● Problems and tasks
• a. In the account of moving to the Bahamas, how far did the writer walk to work each day to avoid the tube?
• b. Pick up the account of moving to the Bahamas right after its last sentence and carry it on.

● Page text
════════════════════
Moving to The Bahamas
I had a stressful job in London – (Who doesn’t hey?). It was in a wonderful organization. An old one. Everyone ate up my stories, asked for gossip at dinner parties, gave their two cents.
I’d have a couple of lines to refer to. And then blamed the Official Secrets Act, before running to the loo and circling back to a different cluster.
But I got burnt out. Long hours. Bad pay. London is tough. Morale lowers with each dip into your overdraft.
“It was yesterday’s Flat White,” I reasoned to my mum on the phone – bought en route to work, a reward for walking the 2.7 Miles each day to avoid the tube.A creative, I had to rely on my parents when I waded too deep into my overdraft. I had a slice of space in my London Flat - where winter clothes, odd socks and receipts overlapped.
I don’t want to bash London. It’s my home. From a green fresher at Queen Mary, University of London, discovering Shoreditch and Brick Lane (when I think about it too much it begins to hurt, right in the middle.)
Falling in Love on the Overground. He lived way over West, while I was happy in my discovering De Beauvoir.
Nights making friends on the bus. Walking down the South Bank on a Sunday. Watching the sun dip away at White City.
Finding treasures in Portobello.
Juicebaby.
Walking around the Serpentine. Brunch at Clifton Nurseries. Meeting my mum from the 36 Bus. The V and A.
But last March, when I was offered the chance to live and work in the Caribbean, something inside me yelled go. I’m not quite sure what it was. But I suppose an adventurer is somewhere underneath the layers of city-mapping, uber hopping and leaving the pub early to walk back home alone. Meandering with my podcast on, in my own little world in Little Venice. A girl who wants to be free-er than the confides of the mulit-coloured tube lines.
So I moved to Nassau, in the Bahamas six weeks ago as everyone started to put on their Autumnal clothes.
Part of my relocation package includes a brand new flat, with dark oak tables and squishy cream chairs.
Observations so far:
1) My work just gave me a huge SUV and I haven’t taken any sort of driving test. The speed signs aren’t that visible and I’m not 100% how the insurance works. Its enormous – as are the colossal number of potholes on the road, which one has to weave in and out of en route to work.
════════════════════
● Supplied entries
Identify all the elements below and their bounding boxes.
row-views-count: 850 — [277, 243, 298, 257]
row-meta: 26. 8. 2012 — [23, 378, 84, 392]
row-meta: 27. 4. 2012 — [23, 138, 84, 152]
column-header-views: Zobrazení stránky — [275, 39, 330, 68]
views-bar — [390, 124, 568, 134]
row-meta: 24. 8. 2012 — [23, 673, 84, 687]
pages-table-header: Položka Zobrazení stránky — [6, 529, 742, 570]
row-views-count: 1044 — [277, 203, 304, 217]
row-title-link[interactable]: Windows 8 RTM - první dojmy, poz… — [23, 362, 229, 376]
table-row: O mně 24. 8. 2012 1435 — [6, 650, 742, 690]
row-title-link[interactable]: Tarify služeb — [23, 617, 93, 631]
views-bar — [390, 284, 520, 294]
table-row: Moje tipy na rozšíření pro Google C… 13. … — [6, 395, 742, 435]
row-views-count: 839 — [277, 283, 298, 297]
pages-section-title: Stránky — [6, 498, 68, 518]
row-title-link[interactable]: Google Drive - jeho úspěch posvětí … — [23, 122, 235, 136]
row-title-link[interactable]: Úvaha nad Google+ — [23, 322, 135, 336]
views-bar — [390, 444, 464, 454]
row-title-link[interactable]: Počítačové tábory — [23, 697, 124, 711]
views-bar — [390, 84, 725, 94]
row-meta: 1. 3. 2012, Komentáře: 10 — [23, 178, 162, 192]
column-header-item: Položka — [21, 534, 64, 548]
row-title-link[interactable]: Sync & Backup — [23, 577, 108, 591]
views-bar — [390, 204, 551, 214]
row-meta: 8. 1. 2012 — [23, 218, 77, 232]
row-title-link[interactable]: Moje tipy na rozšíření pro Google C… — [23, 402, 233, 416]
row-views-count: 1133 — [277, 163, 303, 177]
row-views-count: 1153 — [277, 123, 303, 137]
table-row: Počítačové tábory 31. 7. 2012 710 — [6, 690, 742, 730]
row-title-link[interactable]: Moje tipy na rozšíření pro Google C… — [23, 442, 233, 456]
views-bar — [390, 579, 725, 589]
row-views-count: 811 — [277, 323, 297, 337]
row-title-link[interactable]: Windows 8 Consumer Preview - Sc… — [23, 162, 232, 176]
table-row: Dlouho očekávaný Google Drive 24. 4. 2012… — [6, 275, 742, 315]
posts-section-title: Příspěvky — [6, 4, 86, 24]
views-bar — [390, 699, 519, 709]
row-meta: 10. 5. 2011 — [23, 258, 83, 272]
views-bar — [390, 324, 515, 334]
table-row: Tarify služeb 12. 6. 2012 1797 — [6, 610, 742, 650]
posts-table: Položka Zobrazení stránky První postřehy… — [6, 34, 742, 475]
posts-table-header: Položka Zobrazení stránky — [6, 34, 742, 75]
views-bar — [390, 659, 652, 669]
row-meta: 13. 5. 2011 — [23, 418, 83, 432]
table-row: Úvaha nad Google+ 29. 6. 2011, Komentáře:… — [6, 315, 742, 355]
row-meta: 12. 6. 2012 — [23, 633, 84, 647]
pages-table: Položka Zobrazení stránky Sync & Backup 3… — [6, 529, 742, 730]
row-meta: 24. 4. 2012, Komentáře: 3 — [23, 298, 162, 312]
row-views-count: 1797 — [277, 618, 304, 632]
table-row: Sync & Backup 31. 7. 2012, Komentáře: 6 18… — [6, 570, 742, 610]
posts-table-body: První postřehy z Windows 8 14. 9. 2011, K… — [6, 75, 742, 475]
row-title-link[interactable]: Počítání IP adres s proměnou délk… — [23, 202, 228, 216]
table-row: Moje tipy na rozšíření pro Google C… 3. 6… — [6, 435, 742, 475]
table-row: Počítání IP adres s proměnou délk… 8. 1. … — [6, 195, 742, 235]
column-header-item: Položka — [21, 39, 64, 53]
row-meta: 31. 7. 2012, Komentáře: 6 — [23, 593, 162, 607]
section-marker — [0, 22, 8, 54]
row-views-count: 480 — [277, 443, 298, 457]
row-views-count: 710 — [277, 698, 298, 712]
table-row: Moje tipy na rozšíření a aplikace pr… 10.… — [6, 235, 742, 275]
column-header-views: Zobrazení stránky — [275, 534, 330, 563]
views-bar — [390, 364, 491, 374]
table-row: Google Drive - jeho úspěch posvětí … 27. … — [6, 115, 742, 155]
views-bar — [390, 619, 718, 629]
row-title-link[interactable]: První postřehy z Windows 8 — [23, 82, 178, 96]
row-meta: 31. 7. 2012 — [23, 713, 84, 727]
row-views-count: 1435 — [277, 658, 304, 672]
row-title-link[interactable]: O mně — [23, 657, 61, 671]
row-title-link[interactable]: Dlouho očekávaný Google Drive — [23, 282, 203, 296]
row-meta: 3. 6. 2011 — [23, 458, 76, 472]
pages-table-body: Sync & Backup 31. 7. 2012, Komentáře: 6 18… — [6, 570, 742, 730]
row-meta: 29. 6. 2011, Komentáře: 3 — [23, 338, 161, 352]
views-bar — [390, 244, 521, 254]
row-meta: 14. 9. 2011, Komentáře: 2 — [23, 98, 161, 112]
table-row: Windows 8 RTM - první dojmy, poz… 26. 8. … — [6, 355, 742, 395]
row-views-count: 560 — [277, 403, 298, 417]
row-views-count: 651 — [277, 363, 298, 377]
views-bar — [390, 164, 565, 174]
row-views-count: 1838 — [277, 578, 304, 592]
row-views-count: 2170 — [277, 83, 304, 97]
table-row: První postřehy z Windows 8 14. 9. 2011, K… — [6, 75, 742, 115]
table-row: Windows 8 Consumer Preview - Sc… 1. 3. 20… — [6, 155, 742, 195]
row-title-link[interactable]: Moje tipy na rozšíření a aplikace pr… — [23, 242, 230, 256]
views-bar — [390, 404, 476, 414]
════════════════════
● Task-by-task outputs
• a. 2.7 miles

• b.
2) There is no slow lane
3) Nor fast lane
4) Everyone drives everywhere. Sometimes the traffic lights are broken. Its everyman for themselves. The island is full of cars because apparently there was a low tariff on Japanese cars a few years ago. The traffic is particularly bad in the morning into Nassau City Centre – as there is one scenic road to work. It’s the only road I know.
5) There is a lovely freedom to the lunging of cars and dissonance of traffic laws – it makes you feel like a road pirate (yes, I have watched the Pirates of the Caribbean films on Netflix since getting here. Yes, all but the first make no sense).
Equally however, I feel largely unsafe in my car most of the time. And I long to be able to walk down a stretch of pavement, but there are no pavements here. And no one walks. Apart from a track that clings to the roundabouts at Bahamar, a new hotel complex built in 2017. It is a 1,000 acre resort complex owned by a Hong Kong enterprise and hailed to revitalize Cable Beach. It lights up the sky even more so when….
6) The electricity goes off three times a week in the summer.
Apparently, the “electricity factory” is missing an important part “but its coming soon.” It’s great to have a societal-induced digital detox, but not so great when everything in the fridge turns to sludge and you use up your decorative Jo Malone Candles you lugged from London.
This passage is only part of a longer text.